> [EXERCISE BRIEF] The listing below is to be output in its exact form.

[ENTRIES PROVIDED start]

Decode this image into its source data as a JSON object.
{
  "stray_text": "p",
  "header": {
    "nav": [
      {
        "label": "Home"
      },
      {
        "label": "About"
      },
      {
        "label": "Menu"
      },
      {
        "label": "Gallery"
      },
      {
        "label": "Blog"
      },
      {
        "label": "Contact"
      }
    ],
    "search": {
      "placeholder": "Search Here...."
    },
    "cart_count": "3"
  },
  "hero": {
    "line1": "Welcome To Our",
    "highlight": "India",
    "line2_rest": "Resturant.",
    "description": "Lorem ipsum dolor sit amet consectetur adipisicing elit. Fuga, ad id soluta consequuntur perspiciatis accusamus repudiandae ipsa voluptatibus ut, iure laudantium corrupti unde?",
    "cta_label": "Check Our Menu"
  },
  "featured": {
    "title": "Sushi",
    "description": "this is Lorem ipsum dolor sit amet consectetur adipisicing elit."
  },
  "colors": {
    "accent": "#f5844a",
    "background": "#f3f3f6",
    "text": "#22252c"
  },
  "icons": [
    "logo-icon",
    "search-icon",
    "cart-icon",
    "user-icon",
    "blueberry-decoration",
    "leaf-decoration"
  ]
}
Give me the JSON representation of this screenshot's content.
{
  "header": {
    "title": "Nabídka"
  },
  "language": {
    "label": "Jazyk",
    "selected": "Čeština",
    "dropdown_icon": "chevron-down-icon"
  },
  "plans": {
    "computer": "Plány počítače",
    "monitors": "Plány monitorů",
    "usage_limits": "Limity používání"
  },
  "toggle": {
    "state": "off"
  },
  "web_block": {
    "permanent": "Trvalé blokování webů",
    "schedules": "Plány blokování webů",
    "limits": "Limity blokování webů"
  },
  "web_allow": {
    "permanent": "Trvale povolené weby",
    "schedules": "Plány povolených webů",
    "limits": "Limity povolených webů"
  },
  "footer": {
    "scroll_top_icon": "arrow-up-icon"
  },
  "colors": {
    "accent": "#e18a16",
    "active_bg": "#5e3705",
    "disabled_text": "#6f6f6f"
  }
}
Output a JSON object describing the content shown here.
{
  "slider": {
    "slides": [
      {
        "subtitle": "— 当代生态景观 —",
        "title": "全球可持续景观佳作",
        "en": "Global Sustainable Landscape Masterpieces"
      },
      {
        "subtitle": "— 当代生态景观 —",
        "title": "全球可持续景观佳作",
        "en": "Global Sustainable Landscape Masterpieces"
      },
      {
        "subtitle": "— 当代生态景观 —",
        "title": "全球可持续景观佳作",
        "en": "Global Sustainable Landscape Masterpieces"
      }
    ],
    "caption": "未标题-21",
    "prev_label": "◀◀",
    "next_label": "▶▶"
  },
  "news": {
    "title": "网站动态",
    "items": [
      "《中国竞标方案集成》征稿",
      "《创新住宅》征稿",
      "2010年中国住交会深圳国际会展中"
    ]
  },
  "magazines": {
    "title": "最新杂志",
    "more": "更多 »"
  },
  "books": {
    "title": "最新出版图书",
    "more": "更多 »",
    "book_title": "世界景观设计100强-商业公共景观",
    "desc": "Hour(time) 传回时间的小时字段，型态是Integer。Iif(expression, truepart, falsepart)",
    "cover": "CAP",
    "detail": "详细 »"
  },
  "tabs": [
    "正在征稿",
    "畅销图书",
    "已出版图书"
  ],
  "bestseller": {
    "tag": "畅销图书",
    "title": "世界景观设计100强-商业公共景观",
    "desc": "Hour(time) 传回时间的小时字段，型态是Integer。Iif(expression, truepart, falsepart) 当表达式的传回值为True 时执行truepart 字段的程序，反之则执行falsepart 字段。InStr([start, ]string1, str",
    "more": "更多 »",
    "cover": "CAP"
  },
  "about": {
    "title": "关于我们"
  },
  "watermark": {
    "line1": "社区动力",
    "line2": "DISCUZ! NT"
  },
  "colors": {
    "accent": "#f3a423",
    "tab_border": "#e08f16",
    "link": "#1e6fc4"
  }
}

[ENTRIES PROVIDED end]

> [FINISHED TASK]
Decode this image into its source data as a JSON object.
{
  "stray_text": "p",
  "header": {
    "nav": [
      {
        "label": "Home"
      },
      {
        "label": "About"
      },
      {
        "label": "Menu"
      },
      {
        "label": "Gallery"
      },
      {
        "label": "Blog"
      },
      {
        "label": "Contact"
      }
    ],
    "search": {
      "placeholder": "Search Here...."
    },
    "cart_count": "3"
  },
  "hero": {
    "line1": "Welcome To Our",
    "highlight": "India",
    "line2_rest": "Resturant.",
    "description": "Lorem ipsum dolor sit amet consectetur adipisicing elit. Fuga, ad id soluta consequuntur perspiciatis accusamus repudiandae ipsa voluptatibus ut, iure laudantium corrupti unde?",
    "cta_label": "Check Our Menu"
  },
  "featured": {
    "title": "Sushi",
    "description": "this is Lorem ipsum dolor sit amet consectetur adipisicing elit."
  },
  "colors": {
    "accent": "#f5844a",
    "background": "#f3f3f6",
    "text": "#22252c"
  },
  "icons": [
    "logo-icon",
    "search-icon",
    "cart-icon",
    "user-icon",
    "blueberry-decoration",
    "leaf-decoration"
  ]
}
Give me the JSON representation of this screenshot's content.
{
  "header": {
    "title": "Nabídka"
  },
  "language": {
    "label": "Jazyk",
    "selected": "Čeština",
    "dropdown_icon": "chevron-down-icon"
  },
  "plans": {
    "computer": "Plány počítače",
    "monitors": "Plány monitorů",
    "usage_limits": "Limity používání"
  },
  "toggle": {
    "state": "off"
  },
  "web_block": {
    "permanent": "Trvalé blokování webů",
    "schedules": "Plány blokování webů",
    "limits": "Limity blokování webů"
  },
  "web_allow": {
    "permanent": "Trvale povolené weby",
    "schedules": "Plány povolených webů",
    "limits": "Limity povolených webů"
  },
  "footer": {
    "scroll_top_icon": "arrow-up-icon"
  },
  "colors": {
    "accent": "#e18a16",
    "active_bg": "#5e3705",
    "disabled_text": "#6f6f6f"
  }
}
Output a JSON object describing the content shown here.
{
  "slider": {
    "slides": [
      {
        "subtitle": "— 当代生态景观 —",
        "title": "全球可持续景观佳作",
        "en": "Global Sustainable Landscape Masterpieces"
      },
      {
        "subtitle": "— 当代生态景观 —",
        "title": "全球可持续景观佳作",
        "en": "Global Sustainable Landscape Masterpieces"
      },
      {
        "subtitle": "— 当代生态景观 —",
        "title": "全球可持续景观佳作",
        "en": "Global Sustainable Landscape Masterpieces"
      }
    ],
    "caption": "未标题-21",
    "prev_label": "◀◀",
    "next_label": "▶▶"
  },
  "news": {
    "title": "网站动态",
    "items": [
      "《中国竞标方案集成》征稿",
      "《创新住宅》征稿",
      "2010年中国住交会深圳国际会展中"
    ]
  },
  "magazines": {
    "title": "最新杂志",
    "more": "更多 »"
  },
  "books": {
    "title": "最新出版图书",
    "more": "更多 »",
    "book_title": "世界景观设计100强-商业公共景观",
    "desc": "Hour(time) 传回时间的小时字段，型态是Integer。Iif(expression, truepart, falsepart)",
    "cover": "CAP",
    "detail": "详细 »"
  },
  "tabs": [
    "正在征稿",
    "畅销图书",
    "已出版图书"
  ],
  "bestseller": {
    "tag": "畅销图书",
    "title": "世界景观设计100强-商业公共景观",
    "desc": "Hour(time) 传回时间的小时字段，型态是Integer。Iif(expression, truepart, falsepart) 当表达式的传回值为True 时执行truepart 字段的程序，反之则执行falsepart 字段。InStr([start, ]string1, str",
    "more": "更多 »",
    "cover": "CAP"
  },
  "about": {
    "title": "关于我们"
  },
  "watermark": {
    "line1": "社区动力",
    "line2": "DISCUZ! NT"
  },
  "colors": {
    "accent": "#f3a423",
    "tab_border": "#e08f16",
    "link": "#1e6fc4"
  }
}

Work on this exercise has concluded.